BEGIN PAGE TEXT
We were incorporated on November 12, 2013 and to date have been involved primarily in organizational activities. We have not yet commenced business operations. Accordingly, we have no way to evaluate the likelihood that our business will be successful. We have not earned any revenues as of the date of this prospectus. Potential investors should be aware of the difficulties normally encountered by new distribution companies and the high rate of failure of such enterprises. The likelihood of success must be considered in light of the problems, expenses, difficulties, complications and delays encountered in connection with the operations that we plan to undertake. These potential problems include, but are not limited to, unanticipated problems relating to the ability to generate sufficient cash flow to operate our business, and additional costs and expenses that may exceed current estimates. We expect to incur significant losses into the foreseeable future. We estimate “significant losses” to be up to $80,000 which is our maximum offering. Our losses could be higher after the first twelve months period. We recognize that if the effectiveness of our business plan is not forthcoming, we will not be able to continue business operations. There is no history upon which to base any assumption as to the likelihood that we will prove successful, and it is doubtful that we will generate any operating revenues or ever achieve profitable operations. If we are unsuccessful in addressing these risks, our business will most likely fail.
END PAGE TEXT
BEGIN SUPPLIED INFORMATION
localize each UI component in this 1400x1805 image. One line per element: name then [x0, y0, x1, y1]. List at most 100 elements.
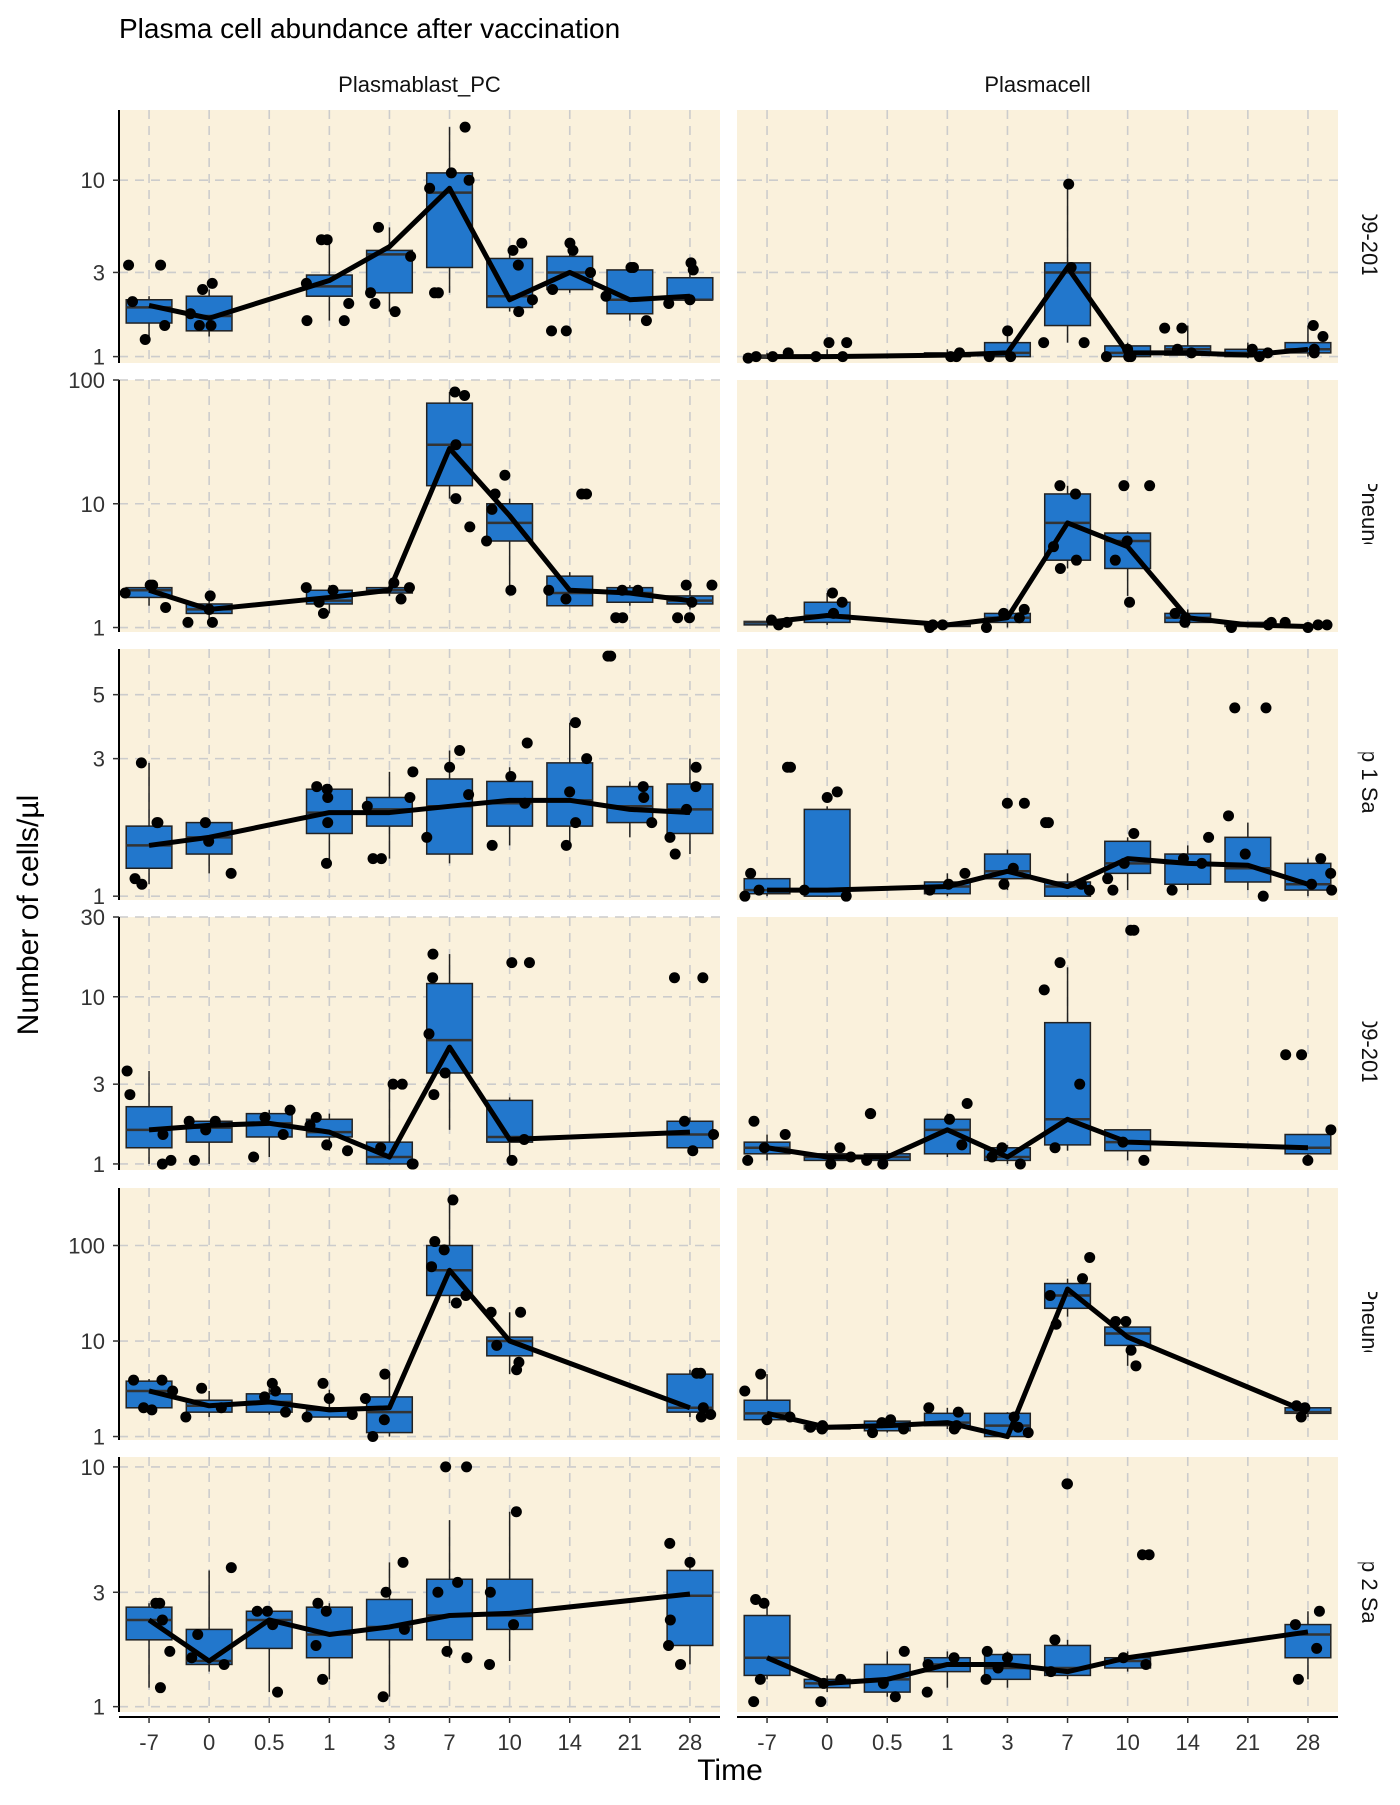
data-point	[461, 1652, 473, 1664]
box	[425, 982, 474, 1074]
data-point	[1018, 603, 1030, 615]
data-point	[1013, 612, 1025, 624]
data-point	[424, 182, 436, 194]
data-point	[156, 1158, 168, 1170]
data-point	[680, 579, 692, 591]
data-point	[397, 1556, 409, 1568]
data-point	[359, 1393, 371, 1405]
chart-title: Plasma cell abundance after vaccination	[119, 13, 620, 44]
data-point	[1038, 337, 1050, 349]
data-point	[546, 325, 558, 337]
x-tick-label: -7	[757, 1730, 777, 1755]
data-point	[387, 1078, 399, 1090]
data-point	[1061, 1478, 1073, 1490]
data-point	[663, 1639, 675, 1651]
data-point	[310, 1639, 322, 1651]
data-point	[1074, 1078, 1086, 1090]
data-point	[119, 587, 131, 599]
data-point	[513, 306, 525, 318]
data-point	[164, 1645, 176, 1657]
x-tick-label: 7	[443, 1730, 455, 1755]
data-point	[1308, 347, 1320, 359]
data-point	[157, 1129, 169, 1141]
data-point	[605, 650, 617, 662]
data-point	[980, 1673, 992, 1685]
data-point	[569, 717, 581, 729]
data-point	[547, 284, 559, 296]
data-point	[1077, 1273, 1089, 1285]
data-point	[1257, 890, 1269, 902]
x-tick-label: -7	[139, 1730, 159, 1755]
data-point	[526, 294, 538, 306]
data-point	[1313, 1605, 1325, 1617]
data-point	[440, 1461, 452, 1473]
data-point	[823, 337, 835, 349]
data-point	[581, 753, 593, 765]
panel-background	[119, 1457, 720, 1712]
data-point	[300, 582, 312, 594]
data-point	[449, 386, 461, 398]
panel-background	[119, 649, 720, 900]
facet-column-label: Plasmablast_PC	[338, 72, 501, 97]
data-point	[365, 287, 377, 299]
data-point	[560, 325, 572, 337]
data-point	[679, 1115, 691, 1127]
data-point	[206, 616, 218, 628]
data-point	[406, 1158, 418, 1170]
box	[125, 1606, 173, 1641]
data-point	[338, 315, 350, 327]
data-point	[1143, 1549, 1155, 1561]
data-point	[464, 521, 476, 533]
panel-5-1	[737, 1457, 1338, 1712]
data-point	[948, 1652, 960, 1664]
data-point	[687, 1145, 699, 1157]
data-point	[135, 757, 147, 769]
x-tick-label: 0.5	[872, 1730, 903, 1755]
data-point	[1203, 831, 1215, 843]
data-point	[272, 1686, 284, 1698]
data-point	[156, 1374, 168, 1386]
trend-line	[766, 520, 1309, 629]
data-point	[317, 1377, 329, 1389]
panel-background	[737, 917, 1338, 1170]
y-tick-label: 5	[93, 683, 105, 708]
data-point	[315, 234, 327, 246]
data-point	[996, 1142, 1008, 1154]
data-point	[664, 831, 676, 843]
data-point	[379, 1368, 391, 1380]
x-tick-label: 14	[1176, 1730, 1200, 1755]
data-point	[452, 1576, 464, 1588]
data-point	[441, 1645, 453, 1657]
trend-line	[147, 1591, 691, 1664]
data-point	[986, 1151, 998, 1163]
data-point	[1014, 1158, 1026, 1170]
data-point	[427, 972, 439, 984]
data-point	[323, 1393, 335, 1405]
data-point	[312, 1597, 324, 1609]
data-point	[664, 1614, 676, 1626]
data-point	[584, 266, 596, 278]
x-tick-label: 1	[323, 1730, 335, 1755]
data-point	[421, 831, 433, 843]
data-point	[454, 745, 466, 757]
trend-line	[766, 1286, 1309, 1440]
data-point	[705, 1409, 717, 1421]
data-point	[1038, 984, 1050, 996]
trend-line	[148, 797, 691, 848]
data-point	[447, 1194, 459, 1206]
data-point	[1083, 884, 1095, 896]
data-point	[516, 237, 528, 249]
data-point	[508, 1619, 520, 1631]
panel-1-0: 1 10 100	[68, 368, 720, 641]
data-point	[491, 1339, 503, 1351]
data-point	[543, 584, 555, 596]
data-point	[197, 284, 209, 296]
data-point	[753, 884, 765, 896]
data-point	[1159, 322, 1171, 334]
data-point	[697, 1402, 709, 1414]
data-point	[251, 1605, 263, 1617]
data-point	[826, 587, 838, 599]
panel-background	[737, 110, 1338, 363]
data-point	[564, 786, 576, 798]
data-point	[505, 584, 517, 596]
END SUPPLIED INFORMATION
STATED TASK:
Continue the prospectus passage on the newly incorporated company's business risks, picking up after its final sentence.

WRITTEN ANSWER:
 
OUR OFFICERS AND DIRECTORS AND OPERATIONS ARE LOCATED OUTSIDE OF THE UNITED STATES

Because our officers and directors and operations are located outside of the United States, your ability to effect service of process is greatly diminished. Even if you obtain legal judgments in your favor it will be tough to enforce claims because our management and corporate assets are located in Guatemala, which is outside the United States.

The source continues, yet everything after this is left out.